[Records of document pages]
::::
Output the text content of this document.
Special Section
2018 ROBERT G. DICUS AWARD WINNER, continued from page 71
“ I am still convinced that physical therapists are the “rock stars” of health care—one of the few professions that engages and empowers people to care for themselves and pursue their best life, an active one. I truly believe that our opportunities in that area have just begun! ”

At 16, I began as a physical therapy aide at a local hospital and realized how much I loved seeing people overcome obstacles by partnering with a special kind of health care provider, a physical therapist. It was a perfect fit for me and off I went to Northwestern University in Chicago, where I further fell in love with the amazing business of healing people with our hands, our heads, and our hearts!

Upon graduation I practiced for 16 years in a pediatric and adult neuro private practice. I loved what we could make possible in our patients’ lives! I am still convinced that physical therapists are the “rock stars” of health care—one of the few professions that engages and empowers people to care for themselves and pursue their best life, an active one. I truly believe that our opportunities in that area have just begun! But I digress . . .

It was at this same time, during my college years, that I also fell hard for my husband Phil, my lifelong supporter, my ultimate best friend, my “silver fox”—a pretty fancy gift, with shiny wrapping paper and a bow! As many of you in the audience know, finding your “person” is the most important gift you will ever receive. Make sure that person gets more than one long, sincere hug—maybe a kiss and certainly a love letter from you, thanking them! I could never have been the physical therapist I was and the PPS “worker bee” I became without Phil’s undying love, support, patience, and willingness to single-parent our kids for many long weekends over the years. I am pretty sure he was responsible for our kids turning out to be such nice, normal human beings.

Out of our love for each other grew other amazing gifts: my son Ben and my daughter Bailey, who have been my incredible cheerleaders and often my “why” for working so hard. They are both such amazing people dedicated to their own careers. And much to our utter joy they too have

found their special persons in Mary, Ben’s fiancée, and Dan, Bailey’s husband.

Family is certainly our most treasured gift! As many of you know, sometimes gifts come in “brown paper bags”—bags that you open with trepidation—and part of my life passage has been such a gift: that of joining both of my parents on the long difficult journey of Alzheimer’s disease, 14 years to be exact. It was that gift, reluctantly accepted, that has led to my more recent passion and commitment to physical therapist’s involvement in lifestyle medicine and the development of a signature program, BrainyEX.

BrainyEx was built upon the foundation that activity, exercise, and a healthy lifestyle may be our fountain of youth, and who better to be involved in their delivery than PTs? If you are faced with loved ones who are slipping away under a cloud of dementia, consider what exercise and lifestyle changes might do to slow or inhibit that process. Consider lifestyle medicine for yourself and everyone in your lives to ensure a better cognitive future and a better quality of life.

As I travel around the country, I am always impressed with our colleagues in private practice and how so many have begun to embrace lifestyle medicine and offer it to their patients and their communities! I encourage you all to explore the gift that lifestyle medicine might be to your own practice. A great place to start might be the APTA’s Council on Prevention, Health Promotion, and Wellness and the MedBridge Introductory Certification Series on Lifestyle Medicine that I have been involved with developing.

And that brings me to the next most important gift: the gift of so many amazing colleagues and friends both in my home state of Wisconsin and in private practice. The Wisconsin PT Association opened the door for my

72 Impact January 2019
::::
◆ **THE PROBLEM**:
Having read the entries above, repeat them exactly.

◆ **ANSWER AREA**:
Output the text content of this document.
Special Section
2018 ROBERT G. DICUS AWARD WINNER, continued from page 71
“ I am still convinced that physical therapists are the “rock stars” of health care—one of the few professions that engages and empowers people to care for themselves and pursue their best life, an active one. I truly believe that our opportunities in that area have just begun! ”

At 16, I began as a physical therapy aide at a local hospital and realized how much I loved seeing people overcome obstacles by partnering with a special kind of health care provider, a physical therapist. It was a perfect fit for me and off I went to Northwestern University in Chicago, where I further fell in love with the amazing business of healing people with our hands, our heads, and our hearts!

Upon graduation I practiced for 16 years in a pediatric and adult neuro private practice. I loved what we could make possible in our patients’ lives! I am still convinced that physical therapists are the “rock stars” of health care—one of the few professions that engages and empowers people to care for themselves and pursue their best life, an active one. I truly believe that our opportunities in that area have just begun! But I digress . . .

It was at this same time, during my college years, that I also fell hard for my husband Phil, my lifelong supporter, my ultimate best friend, my “silver fox”—a pretty fancy gift, with shiny wrapping paper and a bow! As many of you in the audience know, finding your “person” is the most important gift you will ever receive. Make sure that person gets more than one long, sincere hug—maybe a kiss and certainly a love letter from you, thanking them! I could never have been the physical therapist I was and the PPS “worker bee” I became without Phil’s undying love, support, patience, and willingness to single-parent our kids for many long weekends over the years. I am pretty sure he was responsible for our kids turning out to be such nice, normal human beings.

Out of our love for each other grew other amazing gifts: my son Ben and my daughter Bailey, who have been my incredible cheerleaders and often my “why” for working so hard. They are both such amazing people dedicated to their own careers. And much to our utter joy they too have

found their special persons in Mary, Ben’s fiancée, and Dan, Bailey’s husband.

Family is certainly our most treasured gift! As many of you know, sometimes gifts come in “brown paper bags”—bags that you open with trepidation—and part of my life passage has been such a gift: that of joining both of my parents on the long difficult journey of Alzheimer’s disease, 14 years to be exact. It was that gift, reluctantly accepted, that has led to my more recent passion and commitment to physical therapist’s involvement in lifestyle medicine and the development of a signature program, BrainyEX.

BrainyEx was built upon the foundation that activity, exercise, and a healthy lifestyle may be our fountain of youth, and who better to be involved in their delivery than PTs? If you are faced with loved ones who are slipping away under a cloud of dementia, consider what exercise and lifestyle changes might do to slow or inhibit that process. Consider lifestyle medicine for yourself and everyone in your lives to ensure a better cognitive future and a better quality of life.

As I travel around the country, I am always impressed with our colleagues in private practice and how so many have begun to embrace lifestyle medicine and offer it to their patients and their communities! I encourage you all to explore the gift that lifestyle medicine might be to your own practice. A great place to start might be the APTA’s Council on Prevention, Health Promotion, and Wellness and the MedBridge Introductory Certification Series on Lifestyle Medicine that I have been involved with developing.

And that brings me to the next most important gift: the gift of so many amazing colleagues and friends both in my home state of Wisconsin and in private practice. The Wisconsin PT Association opened the door for my

72 Impact January 2019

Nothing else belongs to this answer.